**What to do:**
Omit all pictures. Quote the lines from the one with "Convert this screenshot" through the end of the listing below, exactly as they appear.
--- start Information supplied ---
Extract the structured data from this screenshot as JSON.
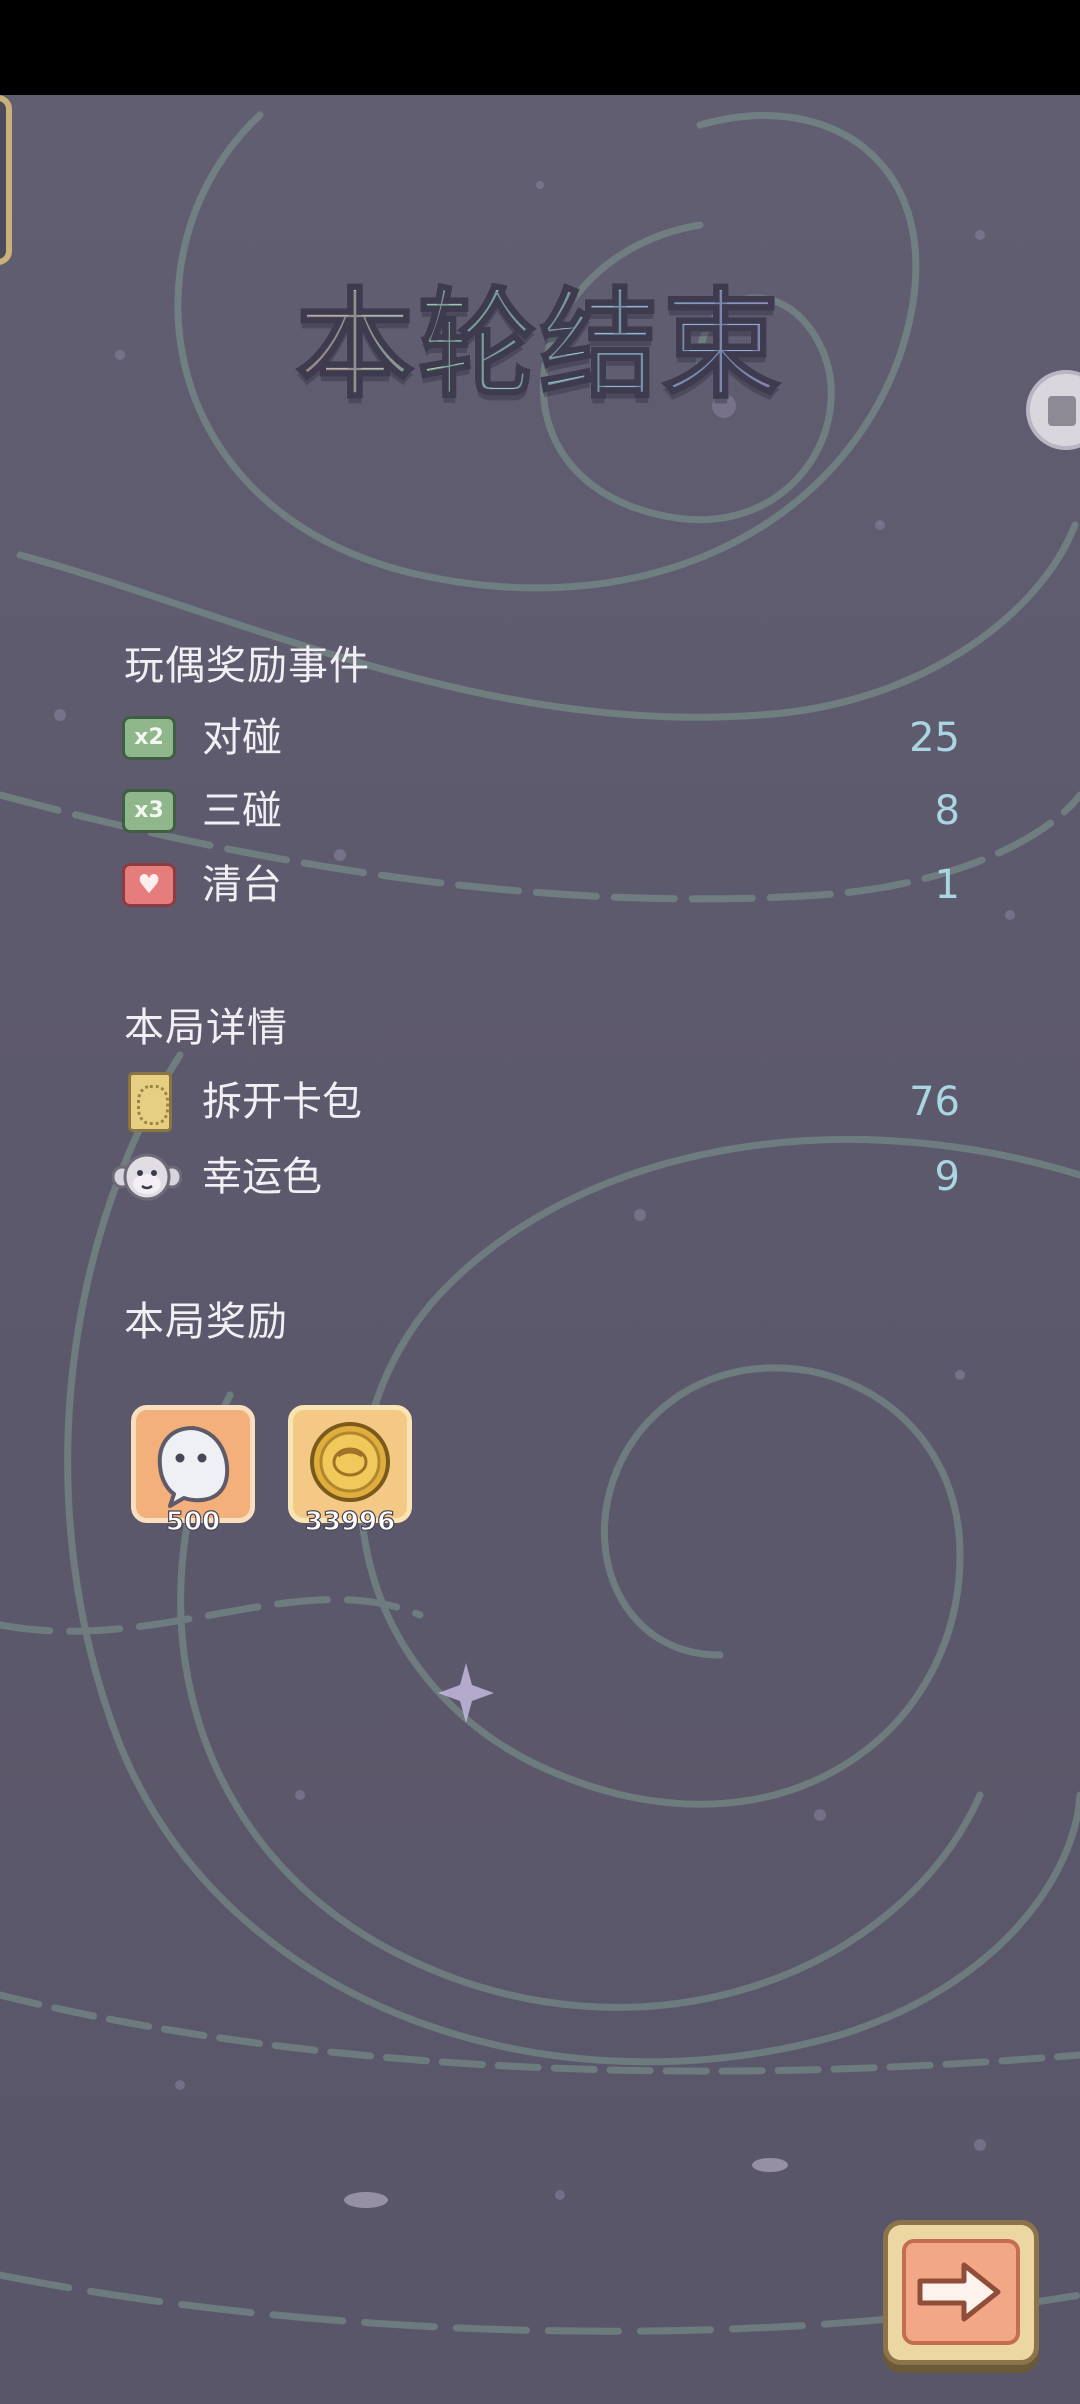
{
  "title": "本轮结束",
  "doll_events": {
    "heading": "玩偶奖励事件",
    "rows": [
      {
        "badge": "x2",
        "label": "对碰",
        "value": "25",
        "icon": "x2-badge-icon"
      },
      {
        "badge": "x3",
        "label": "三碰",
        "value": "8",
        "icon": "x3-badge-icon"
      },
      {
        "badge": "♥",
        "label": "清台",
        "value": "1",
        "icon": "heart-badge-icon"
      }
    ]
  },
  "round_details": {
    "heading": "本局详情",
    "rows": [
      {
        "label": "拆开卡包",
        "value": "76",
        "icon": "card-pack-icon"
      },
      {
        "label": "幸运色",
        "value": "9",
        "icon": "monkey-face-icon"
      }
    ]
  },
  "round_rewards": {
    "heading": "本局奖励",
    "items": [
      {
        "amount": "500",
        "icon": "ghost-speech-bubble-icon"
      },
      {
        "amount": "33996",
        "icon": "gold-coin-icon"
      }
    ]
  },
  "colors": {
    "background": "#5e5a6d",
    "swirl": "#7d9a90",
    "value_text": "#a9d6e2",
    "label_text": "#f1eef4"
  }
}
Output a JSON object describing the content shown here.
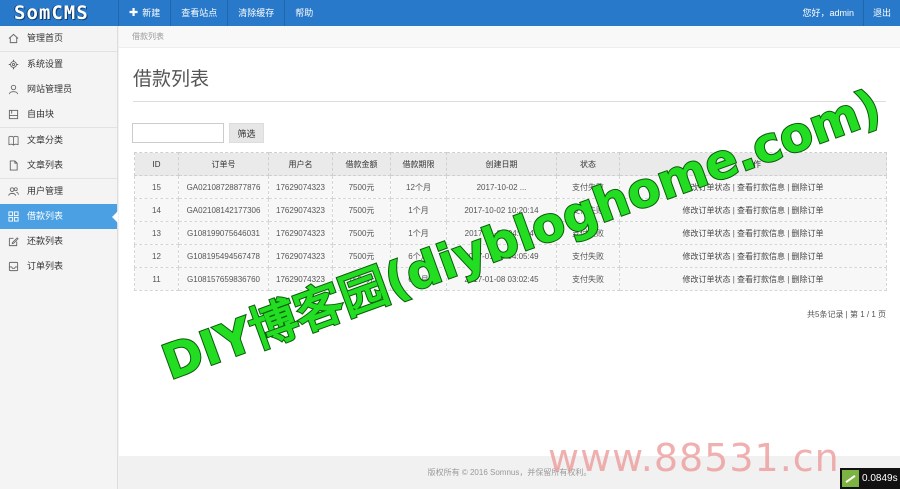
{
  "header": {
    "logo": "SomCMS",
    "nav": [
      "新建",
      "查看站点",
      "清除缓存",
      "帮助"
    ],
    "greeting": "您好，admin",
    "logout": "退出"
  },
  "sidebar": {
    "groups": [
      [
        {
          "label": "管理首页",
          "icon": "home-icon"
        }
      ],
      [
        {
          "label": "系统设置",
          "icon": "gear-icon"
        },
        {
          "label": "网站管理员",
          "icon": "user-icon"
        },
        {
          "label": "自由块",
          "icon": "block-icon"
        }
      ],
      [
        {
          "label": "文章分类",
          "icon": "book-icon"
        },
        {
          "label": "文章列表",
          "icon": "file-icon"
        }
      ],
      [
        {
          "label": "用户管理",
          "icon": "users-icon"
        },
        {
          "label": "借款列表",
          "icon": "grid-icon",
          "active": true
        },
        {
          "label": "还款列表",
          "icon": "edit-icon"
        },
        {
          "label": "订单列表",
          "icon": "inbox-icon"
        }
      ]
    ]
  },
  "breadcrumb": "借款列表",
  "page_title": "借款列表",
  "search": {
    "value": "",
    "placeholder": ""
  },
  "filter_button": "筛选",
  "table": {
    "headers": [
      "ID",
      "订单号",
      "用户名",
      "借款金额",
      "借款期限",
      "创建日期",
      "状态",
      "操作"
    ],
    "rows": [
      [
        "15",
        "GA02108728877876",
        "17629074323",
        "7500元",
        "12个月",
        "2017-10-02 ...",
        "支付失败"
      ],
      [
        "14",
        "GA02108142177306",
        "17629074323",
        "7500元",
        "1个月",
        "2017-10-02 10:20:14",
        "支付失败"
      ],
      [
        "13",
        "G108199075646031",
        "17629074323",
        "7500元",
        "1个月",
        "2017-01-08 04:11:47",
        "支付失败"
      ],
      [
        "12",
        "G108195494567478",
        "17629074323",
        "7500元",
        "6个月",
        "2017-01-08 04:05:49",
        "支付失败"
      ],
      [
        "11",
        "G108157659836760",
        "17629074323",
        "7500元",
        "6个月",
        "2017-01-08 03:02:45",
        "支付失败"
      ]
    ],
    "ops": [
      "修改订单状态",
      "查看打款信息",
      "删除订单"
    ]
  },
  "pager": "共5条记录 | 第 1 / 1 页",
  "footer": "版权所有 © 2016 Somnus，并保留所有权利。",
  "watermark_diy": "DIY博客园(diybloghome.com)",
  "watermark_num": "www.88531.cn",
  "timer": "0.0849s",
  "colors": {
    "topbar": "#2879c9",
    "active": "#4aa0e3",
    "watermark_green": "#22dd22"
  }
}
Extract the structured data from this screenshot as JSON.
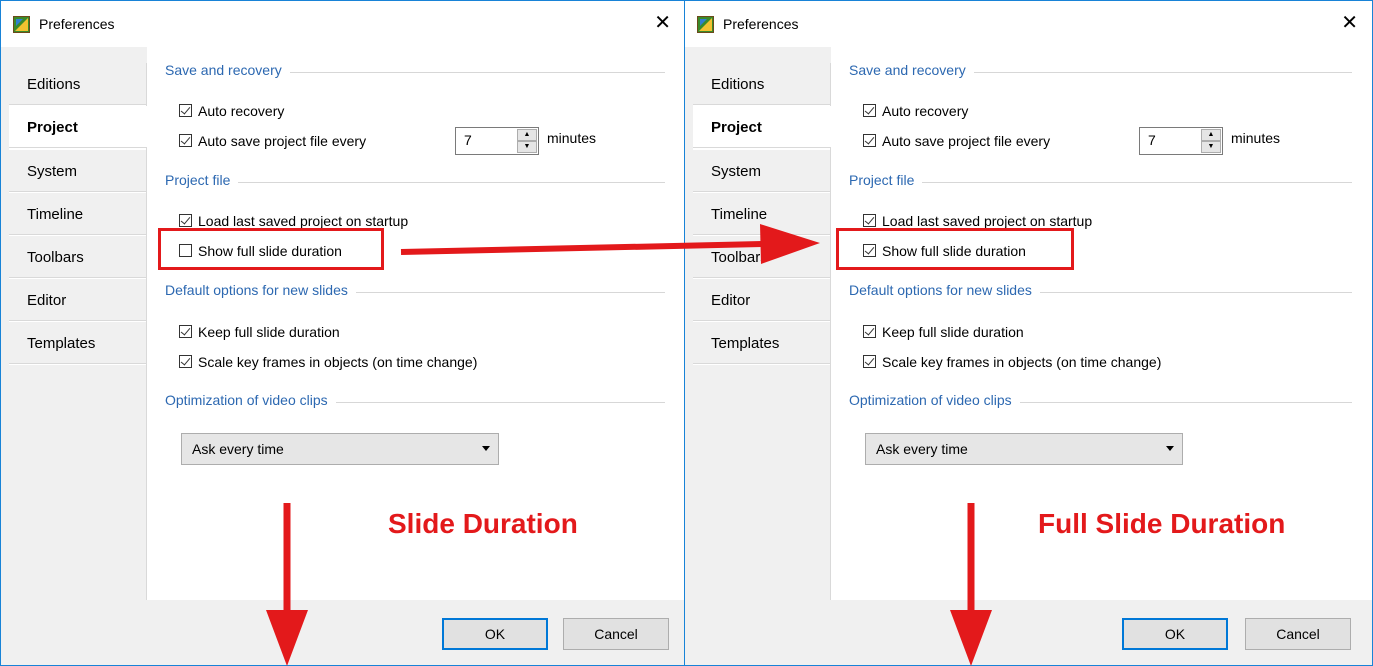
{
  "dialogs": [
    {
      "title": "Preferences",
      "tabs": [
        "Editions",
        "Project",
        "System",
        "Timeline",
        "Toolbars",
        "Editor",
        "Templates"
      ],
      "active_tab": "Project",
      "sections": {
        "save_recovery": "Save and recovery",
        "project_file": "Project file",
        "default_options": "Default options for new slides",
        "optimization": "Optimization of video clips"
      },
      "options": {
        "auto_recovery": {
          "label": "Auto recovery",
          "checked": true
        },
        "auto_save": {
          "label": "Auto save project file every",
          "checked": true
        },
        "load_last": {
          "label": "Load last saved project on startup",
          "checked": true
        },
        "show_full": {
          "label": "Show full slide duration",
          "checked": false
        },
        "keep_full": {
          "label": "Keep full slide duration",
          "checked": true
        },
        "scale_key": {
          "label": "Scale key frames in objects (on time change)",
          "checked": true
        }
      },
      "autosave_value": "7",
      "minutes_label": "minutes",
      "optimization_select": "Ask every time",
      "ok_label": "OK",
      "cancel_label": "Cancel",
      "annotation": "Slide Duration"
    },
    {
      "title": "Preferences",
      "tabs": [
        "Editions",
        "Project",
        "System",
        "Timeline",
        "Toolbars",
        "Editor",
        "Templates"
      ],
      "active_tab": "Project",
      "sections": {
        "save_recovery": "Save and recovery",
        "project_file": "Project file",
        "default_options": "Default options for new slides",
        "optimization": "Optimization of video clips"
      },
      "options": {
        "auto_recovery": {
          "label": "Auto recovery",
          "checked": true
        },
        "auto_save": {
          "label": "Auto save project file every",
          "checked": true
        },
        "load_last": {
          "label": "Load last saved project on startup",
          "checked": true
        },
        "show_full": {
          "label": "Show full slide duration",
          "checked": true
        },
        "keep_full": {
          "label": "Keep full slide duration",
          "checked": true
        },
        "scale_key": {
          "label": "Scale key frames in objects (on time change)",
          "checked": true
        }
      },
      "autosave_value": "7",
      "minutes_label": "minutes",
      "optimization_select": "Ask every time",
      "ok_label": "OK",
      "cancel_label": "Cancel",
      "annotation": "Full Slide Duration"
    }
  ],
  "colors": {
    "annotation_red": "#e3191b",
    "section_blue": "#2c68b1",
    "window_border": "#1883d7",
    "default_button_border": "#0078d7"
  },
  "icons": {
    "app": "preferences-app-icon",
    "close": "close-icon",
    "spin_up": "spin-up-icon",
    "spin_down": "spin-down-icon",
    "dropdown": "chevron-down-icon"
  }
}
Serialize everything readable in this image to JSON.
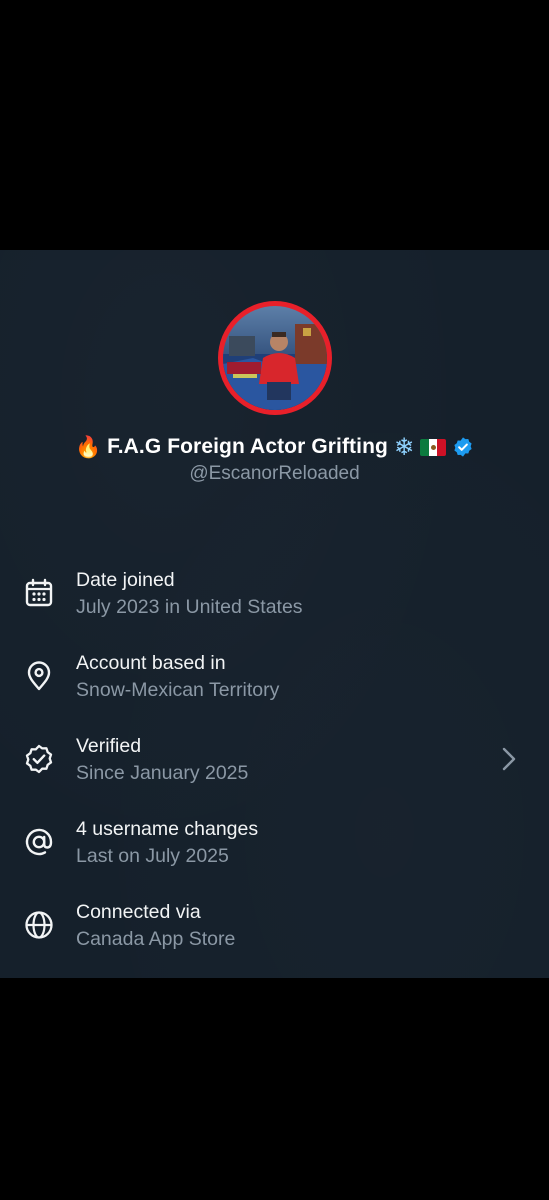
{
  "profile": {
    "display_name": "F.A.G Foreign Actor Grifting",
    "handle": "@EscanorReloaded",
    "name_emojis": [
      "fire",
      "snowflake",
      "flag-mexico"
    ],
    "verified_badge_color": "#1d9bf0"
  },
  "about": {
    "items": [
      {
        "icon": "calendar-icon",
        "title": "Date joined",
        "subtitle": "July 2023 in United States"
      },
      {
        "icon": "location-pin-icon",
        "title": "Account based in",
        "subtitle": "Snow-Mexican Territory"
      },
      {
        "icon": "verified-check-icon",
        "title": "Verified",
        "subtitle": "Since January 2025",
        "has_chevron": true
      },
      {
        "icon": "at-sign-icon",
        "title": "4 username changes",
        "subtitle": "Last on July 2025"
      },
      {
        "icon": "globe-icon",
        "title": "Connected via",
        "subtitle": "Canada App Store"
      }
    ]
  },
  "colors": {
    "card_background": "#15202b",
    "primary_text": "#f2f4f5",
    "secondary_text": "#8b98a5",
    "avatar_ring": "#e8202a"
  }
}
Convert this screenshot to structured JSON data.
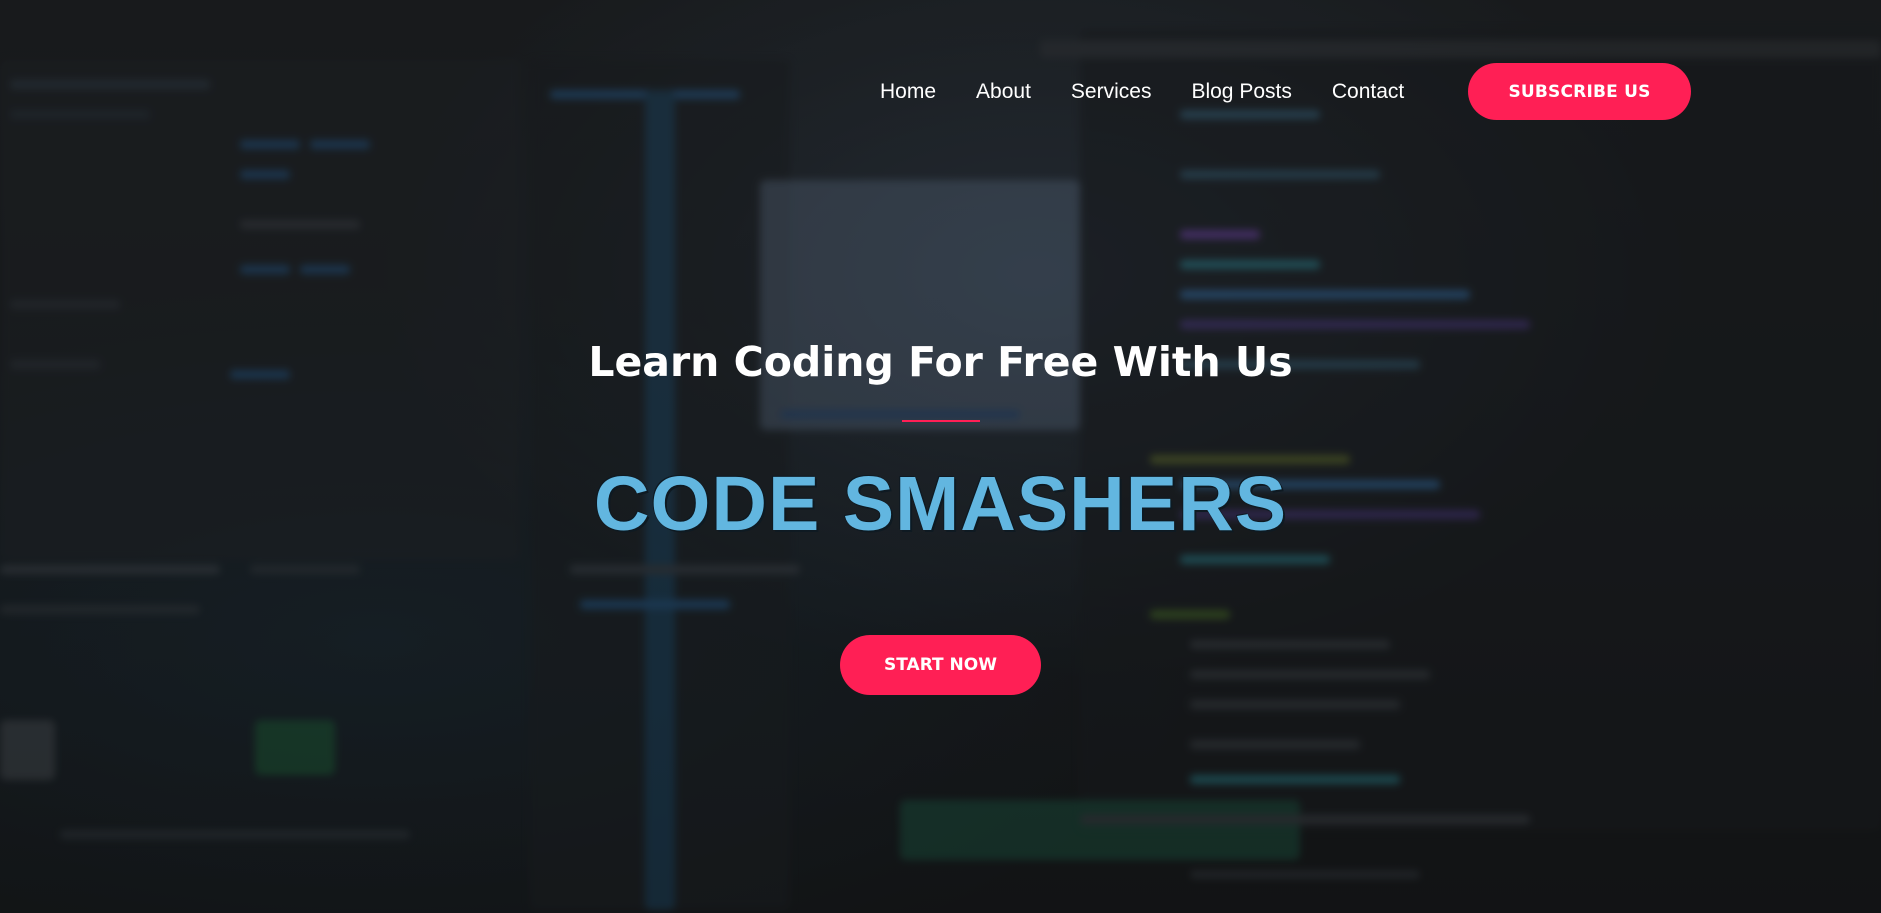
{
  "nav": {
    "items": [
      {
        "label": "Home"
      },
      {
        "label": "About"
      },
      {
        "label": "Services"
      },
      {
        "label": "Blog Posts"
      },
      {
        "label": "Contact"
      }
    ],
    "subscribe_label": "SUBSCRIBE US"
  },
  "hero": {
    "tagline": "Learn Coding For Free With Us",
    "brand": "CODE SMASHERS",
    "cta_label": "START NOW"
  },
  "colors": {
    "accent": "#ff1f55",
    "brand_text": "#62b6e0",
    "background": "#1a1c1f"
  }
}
--- end Information supplied ---
**Output below:**
Convert this screenshot to structured JSON data.
{
  "nav": {
    "items": [
      {
        "label": "Home"
      },
      {
        "label": "About"
      },
      {
        "label": "Services"
      },
      {
        "label": "Blog Posts"
      },
      {
        "label": "Contact"
      }
    ],
    "subscribe_label": "SUBSCRIBE US"
  },
  "hero": {
    "tagline": "Learn Coding For Free With Us",
    "brand": "CODE SMASHERS",
    "cta_label": "START NOW"
  },
  "colors": {
    "accent": "#ff1f55",
    "brand_text": "#62b6e0",
    "background": "#1a1c1f"
  }
}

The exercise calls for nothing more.